■ Task to carry out:
Reproduce the material exactly, omitting nothing.

** Begin Rows **

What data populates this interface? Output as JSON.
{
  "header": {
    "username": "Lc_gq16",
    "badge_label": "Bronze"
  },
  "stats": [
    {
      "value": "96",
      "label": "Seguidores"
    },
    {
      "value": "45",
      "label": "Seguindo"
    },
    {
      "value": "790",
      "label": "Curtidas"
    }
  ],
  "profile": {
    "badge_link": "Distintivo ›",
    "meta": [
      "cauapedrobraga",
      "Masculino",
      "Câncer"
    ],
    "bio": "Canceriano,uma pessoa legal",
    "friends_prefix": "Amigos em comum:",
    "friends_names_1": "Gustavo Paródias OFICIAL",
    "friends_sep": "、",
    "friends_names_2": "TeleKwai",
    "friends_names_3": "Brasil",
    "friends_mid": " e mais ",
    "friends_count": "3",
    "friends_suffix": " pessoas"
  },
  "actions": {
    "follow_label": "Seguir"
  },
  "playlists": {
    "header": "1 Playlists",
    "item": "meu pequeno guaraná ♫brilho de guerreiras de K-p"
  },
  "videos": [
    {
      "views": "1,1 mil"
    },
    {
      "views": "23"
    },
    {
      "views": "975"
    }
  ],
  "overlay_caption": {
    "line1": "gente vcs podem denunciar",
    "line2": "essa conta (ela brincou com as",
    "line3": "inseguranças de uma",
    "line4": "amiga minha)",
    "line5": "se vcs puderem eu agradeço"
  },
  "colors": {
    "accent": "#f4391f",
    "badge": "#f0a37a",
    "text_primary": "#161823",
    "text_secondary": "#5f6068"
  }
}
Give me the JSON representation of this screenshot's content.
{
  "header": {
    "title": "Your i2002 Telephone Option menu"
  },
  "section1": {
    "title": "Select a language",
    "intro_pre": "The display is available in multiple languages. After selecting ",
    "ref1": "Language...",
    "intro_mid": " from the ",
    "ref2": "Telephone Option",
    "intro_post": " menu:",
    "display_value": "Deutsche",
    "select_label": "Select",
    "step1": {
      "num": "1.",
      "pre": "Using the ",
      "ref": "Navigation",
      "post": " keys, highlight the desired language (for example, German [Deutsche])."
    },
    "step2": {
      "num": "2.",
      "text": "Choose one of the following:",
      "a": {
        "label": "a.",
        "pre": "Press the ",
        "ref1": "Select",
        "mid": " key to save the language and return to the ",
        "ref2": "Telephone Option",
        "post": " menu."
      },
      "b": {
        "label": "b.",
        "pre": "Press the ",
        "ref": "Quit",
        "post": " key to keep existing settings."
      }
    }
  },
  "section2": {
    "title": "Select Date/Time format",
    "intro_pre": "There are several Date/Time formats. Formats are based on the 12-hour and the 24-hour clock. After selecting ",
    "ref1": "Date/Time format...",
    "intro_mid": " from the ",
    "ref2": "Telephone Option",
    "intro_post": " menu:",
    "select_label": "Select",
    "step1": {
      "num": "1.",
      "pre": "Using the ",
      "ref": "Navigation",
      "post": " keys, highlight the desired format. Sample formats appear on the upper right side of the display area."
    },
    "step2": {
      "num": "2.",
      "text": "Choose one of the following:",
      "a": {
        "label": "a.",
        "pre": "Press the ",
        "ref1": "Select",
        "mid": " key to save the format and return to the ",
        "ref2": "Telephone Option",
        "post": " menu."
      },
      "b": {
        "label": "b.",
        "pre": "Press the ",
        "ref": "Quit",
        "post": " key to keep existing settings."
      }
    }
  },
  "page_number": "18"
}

** End Rows **

■ Response to this task:
What data populates this interface? Output as JSON.
{
  "header": {
    "username": "Lc_gq16",
    "badge_label": "Bronze"
  },
  "stats": [
    {
      "value": "96",
      "label": "Seguidores"
    },
    {
      "value": "45",
      "label": "Seguindo"
    },
    {
      "value": "790",
      "label": "Curtidas"
    }
  ],
  "profile": {
    "badge_link": "Distintivo ›",
    "meta": [
      "cauapedrobraga",
      "Masculino",
      "Câncer"
    ],
    "bio": "Canceriano,uma pessoa legal",
    "friends_prefix": "Amigos em comum:",
    "friends_names_1": "Gustavo Paródias OFICIAL",
    "friends_sep": "、",
    "friends_names_2": "TeleKwai",
    "friends_names_3": "Brasil",
    "friends_mid": " e mais ",
    "friends_count": "3",
    "friends_suffix": " pessoas"
  },
  "actions": {
    "follow_label": "Seguir"
  },
  "playlists": {
    "header": "1 Playlists",
    "item": "meu pequeno guaraná ♫brilho de guerreiras de K-p"
  },
  "videos": [
    {
      "views": "1,1 mil"
    },
    {
      "views": "23"
    },
    {
      "views": "975"
    }
  ],
  "overlay_caption": {
    "line1": "gente vcs podem denunciar",
    "line2": "essa conta (ela brincou com as",
    "line3": "inseguranças de uma",
    "line4": "amiga minha)",
    "line5": "se vcs puderem eu agradeço"
  },
  "colors": {
    "accent": "#f4391f",
    "badge": "#f0a37a",
    "text_primary": "#161823",
    "text_secondary": "#5f6068"
  }
}
Give me the JSON representation of this screenshot's content.
{
  "header": {
    "title": "Your i2002 Telephone Option menu"
  },
  "section1": {
    "title": "Select a language",
    "intro_pre": "The display is available in multiple languages. After selecting ",
    "ref1": "Language...",
    "intro_mid": " from the ",
    "ref2": "Telephone Option",
    "intro_post": " menu:",
    "display_value": "Deutsche",
    "select_label": "Select",
    "step1": {
      "num": "1.",
      "pre": "Using the ",
      "ref": "Navigation",
      "post": " keys, highlight the desired language (for example, German [Deutsche])."
    },
    "step2": {
      "num": "2.",
      "text": "Choose one of the following:",
      "a": {
        "label": "a.",
        "pre": "Press the ",
        "ref1": "Select",
        "mid": " key to save the language and return to the ",
        "ref2": "Telephone Option",
        "post": " menu."
      },
      "b": {
        "label": "b.",
        "pre": "Press the ",
        "ref": "Quit",
        "post": " key to keep existing settings."
      }
    }
  },
  "section2": {
    "title": "Select Date/Time format",
    "intro_pre": "There are several Date/Time formats. Formats are based on the 12-hour and the 24-hour clock. After selecting ",
    "ref1": "Date/Time format...",
    "intro_mid": " from the ",
    "ref2": "Telephone Option",
    "intro_post": " menu:",
    "select_label": "Select",
    "step1": {
      "num": "1.",
      "pre": "Using the ",
      "ref": "Navigation",
      "post": " keys, highlight the desired format. Sample formats appear on the upper right side of the display area."
    },
    "step2": {
      "num": "2.",
      "text": "Choose one of the following:",
      "a": {
        "label": "a.",
        "pre": "Press the ",
        "ref1": "Select",
        "mid": " key to save the format and return to the ",
        "ref2": "Telephone Option",
        "post": " menu."
      },
      "b": {
        "label": "b.",
        "pre": "Press the ",
        "ref": "Quit",
        "post": " key to keep existing settings."
      }
    }
  },
  "page_number": "18"
}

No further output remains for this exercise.